Data to use -
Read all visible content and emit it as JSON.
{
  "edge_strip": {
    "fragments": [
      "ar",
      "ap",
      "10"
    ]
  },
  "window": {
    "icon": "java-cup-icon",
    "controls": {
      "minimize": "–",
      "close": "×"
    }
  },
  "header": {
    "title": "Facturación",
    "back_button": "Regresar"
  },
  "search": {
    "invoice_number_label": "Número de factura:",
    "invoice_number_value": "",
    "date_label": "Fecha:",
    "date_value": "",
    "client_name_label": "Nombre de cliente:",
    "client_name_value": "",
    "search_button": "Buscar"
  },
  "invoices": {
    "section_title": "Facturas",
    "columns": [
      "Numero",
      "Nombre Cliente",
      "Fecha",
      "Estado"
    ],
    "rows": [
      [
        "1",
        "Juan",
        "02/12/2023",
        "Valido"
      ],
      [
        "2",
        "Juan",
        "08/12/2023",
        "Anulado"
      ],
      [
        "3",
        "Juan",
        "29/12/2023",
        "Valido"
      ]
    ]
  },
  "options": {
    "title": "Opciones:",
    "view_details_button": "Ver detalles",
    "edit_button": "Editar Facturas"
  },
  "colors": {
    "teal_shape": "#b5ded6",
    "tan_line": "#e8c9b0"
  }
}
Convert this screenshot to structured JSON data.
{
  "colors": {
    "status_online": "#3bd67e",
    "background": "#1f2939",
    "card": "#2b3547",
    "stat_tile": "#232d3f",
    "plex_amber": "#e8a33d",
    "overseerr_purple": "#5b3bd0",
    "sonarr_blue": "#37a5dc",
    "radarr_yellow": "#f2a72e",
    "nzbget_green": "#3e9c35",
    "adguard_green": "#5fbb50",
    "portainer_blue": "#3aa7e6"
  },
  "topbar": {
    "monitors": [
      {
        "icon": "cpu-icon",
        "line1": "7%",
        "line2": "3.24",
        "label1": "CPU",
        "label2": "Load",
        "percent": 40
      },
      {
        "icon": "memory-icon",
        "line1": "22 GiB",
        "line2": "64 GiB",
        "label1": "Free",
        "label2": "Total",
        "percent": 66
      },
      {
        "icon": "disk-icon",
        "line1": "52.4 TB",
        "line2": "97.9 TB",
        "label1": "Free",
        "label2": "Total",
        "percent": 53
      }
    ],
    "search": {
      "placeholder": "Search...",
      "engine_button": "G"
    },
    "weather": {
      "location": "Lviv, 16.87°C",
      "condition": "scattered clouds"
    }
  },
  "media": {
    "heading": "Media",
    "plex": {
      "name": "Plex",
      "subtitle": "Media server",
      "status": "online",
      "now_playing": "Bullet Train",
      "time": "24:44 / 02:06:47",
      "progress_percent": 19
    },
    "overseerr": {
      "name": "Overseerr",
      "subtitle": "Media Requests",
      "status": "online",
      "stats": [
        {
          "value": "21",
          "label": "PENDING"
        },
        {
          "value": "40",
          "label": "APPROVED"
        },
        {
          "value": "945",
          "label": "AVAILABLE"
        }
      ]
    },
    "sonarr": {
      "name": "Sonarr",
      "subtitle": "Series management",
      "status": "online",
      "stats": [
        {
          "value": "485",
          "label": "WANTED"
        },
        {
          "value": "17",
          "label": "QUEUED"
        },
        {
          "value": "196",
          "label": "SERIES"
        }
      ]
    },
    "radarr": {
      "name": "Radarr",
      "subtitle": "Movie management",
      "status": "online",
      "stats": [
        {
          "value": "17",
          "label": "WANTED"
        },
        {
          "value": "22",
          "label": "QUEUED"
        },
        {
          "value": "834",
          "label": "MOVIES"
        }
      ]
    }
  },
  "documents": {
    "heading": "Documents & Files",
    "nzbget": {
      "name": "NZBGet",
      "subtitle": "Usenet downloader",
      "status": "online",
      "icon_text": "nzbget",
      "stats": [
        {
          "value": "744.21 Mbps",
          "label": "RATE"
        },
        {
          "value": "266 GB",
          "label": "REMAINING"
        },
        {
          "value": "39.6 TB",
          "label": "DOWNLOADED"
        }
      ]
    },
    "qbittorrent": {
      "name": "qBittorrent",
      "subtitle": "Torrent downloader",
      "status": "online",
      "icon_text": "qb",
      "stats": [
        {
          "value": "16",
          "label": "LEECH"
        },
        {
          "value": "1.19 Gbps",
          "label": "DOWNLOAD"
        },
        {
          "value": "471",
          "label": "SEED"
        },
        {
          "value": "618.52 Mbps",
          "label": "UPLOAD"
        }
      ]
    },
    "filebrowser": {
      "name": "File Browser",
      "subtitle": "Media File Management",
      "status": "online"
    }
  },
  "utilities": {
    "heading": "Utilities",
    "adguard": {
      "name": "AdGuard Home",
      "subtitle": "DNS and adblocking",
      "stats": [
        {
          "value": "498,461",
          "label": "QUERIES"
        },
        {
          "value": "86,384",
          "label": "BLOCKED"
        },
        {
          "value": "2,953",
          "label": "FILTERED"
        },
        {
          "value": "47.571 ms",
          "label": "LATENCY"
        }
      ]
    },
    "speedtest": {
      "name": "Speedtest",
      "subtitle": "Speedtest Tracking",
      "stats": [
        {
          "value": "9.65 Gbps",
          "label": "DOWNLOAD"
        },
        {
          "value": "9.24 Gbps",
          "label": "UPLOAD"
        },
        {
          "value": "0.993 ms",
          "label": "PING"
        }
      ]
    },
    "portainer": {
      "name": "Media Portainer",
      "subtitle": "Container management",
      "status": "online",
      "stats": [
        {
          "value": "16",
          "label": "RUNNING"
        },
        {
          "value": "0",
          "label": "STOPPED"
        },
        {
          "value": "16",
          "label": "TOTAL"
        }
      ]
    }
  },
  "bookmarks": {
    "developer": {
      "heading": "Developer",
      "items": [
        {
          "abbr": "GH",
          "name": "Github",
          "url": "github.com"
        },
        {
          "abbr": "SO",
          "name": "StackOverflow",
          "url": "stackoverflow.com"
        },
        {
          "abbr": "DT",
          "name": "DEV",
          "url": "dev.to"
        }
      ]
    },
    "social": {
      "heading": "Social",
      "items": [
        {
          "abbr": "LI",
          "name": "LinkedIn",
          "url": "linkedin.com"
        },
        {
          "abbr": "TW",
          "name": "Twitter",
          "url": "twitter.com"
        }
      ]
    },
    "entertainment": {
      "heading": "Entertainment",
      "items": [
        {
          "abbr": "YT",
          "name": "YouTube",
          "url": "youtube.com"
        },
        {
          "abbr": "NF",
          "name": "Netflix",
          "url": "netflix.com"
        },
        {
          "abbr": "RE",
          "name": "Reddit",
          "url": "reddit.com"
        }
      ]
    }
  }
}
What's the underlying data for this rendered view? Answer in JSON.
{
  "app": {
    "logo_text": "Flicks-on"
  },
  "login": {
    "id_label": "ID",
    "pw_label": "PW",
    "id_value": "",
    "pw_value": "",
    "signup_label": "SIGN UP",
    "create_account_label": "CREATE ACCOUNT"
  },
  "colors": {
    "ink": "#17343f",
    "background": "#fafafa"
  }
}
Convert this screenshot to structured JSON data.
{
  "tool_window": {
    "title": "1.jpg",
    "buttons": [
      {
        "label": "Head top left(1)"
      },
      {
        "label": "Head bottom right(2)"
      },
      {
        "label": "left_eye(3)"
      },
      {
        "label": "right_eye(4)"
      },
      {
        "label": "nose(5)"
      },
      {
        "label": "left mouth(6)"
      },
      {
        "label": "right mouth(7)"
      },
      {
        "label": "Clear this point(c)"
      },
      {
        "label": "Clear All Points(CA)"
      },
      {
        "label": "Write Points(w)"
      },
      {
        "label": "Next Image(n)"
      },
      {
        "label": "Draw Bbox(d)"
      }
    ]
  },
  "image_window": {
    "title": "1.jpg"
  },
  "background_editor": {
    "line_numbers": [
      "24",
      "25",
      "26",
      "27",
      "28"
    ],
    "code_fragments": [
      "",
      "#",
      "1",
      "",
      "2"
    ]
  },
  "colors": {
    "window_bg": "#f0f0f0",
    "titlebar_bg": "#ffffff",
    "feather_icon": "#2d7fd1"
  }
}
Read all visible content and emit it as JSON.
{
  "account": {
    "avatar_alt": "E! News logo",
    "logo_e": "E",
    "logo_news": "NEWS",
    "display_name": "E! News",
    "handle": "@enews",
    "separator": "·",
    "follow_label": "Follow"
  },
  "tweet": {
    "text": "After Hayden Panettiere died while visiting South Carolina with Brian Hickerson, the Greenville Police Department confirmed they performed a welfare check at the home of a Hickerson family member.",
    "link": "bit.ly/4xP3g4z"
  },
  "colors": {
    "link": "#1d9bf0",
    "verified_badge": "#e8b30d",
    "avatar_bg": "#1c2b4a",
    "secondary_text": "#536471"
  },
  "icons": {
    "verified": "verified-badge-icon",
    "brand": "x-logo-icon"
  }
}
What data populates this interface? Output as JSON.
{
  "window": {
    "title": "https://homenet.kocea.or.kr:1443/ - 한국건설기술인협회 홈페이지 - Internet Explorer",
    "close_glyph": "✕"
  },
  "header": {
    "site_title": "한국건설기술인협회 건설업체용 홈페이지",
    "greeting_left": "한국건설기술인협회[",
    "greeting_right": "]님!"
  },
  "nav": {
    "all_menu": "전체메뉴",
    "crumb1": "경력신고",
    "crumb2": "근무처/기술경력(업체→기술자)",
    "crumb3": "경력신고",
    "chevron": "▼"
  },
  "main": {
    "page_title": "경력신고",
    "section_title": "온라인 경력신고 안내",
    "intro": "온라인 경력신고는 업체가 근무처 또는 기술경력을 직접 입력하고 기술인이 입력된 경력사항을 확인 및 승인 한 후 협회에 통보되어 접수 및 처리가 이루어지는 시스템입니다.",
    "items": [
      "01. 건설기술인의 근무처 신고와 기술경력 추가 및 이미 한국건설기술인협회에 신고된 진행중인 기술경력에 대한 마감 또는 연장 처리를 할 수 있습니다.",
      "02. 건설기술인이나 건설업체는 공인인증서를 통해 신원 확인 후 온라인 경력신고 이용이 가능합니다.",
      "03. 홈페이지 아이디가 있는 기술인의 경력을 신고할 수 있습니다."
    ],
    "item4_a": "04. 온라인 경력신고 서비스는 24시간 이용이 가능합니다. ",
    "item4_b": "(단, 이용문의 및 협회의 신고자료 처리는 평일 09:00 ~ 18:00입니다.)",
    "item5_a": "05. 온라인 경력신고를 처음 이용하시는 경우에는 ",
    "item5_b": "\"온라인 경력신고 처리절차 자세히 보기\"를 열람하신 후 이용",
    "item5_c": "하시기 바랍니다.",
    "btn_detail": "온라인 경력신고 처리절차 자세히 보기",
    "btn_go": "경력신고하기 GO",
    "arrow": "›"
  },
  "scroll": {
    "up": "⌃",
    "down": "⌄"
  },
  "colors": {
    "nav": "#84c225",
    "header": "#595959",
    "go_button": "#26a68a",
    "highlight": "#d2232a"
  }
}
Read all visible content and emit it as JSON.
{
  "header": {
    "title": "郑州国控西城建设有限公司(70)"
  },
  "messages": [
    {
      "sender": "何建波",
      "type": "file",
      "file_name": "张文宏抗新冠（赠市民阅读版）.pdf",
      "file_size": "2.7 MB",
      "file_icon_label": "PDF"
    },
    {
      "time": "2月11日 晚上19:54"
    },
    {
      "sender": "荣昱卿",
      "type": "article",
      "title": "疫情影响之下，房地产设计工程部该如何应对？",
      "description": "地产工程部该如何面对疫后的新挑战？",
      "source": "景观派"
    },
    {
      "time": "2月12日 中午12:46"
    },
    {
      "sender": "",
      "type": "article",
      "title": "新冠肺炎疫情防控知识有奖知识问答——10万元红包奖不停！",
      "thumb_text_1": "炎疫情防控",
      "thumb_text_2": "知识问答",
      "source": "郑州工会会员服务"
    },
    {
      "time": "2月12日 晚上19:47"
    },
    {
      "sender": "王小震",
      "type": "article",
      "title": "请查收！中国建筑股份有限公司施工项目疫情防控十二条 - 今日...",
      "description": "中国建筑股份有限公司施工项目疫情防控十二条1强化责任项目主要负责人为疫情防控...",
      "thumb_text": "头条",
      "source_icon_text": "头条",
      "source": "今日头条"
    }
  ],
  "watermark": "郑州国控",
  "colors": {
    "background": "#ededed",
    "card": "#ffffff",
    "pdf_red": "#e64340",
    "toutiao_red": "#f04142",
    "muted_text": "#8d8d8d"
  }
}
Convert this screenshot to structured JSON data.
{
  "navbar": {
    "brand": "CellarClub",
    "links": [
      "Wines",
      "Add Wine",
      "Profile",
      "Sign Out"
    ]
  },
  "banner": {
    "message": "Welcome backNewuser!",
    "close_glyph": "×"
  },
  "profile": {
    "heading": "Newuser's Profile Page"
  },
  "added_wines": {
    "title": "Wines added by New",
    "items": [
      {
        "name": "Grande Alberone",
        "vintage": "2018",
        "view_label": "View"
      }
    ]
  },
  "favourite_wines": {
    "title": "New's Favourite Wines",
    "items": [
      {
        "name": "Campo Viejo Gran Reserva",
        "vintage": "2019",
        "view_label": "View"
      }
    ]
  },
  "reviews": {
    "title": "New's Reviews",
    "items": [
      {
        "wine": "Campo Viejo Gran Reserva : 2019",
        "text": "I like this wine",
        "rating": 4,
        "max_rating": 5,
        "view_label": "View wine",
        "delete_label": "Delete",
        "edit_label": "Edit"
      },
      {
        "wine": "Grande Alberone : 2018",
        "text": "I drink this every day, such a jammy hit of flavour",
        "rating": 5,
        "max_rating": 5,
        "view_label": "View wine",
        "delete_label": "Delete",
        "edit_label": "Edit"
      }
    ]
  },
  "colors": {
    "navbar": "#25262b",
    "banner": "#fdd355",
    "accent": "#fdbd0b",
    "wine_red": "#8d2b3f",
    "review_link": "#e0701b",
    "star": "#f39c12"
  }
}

What to produce - Extract every line above that contains the word "description".

Answer to this exercise -
      "description": "地产工程部该如何面对疫后的新挑战？",
      "description": "中国建筑股份有限公司施工项目疫情防控十二条1强化责任项目主要负责人为疫情防控...",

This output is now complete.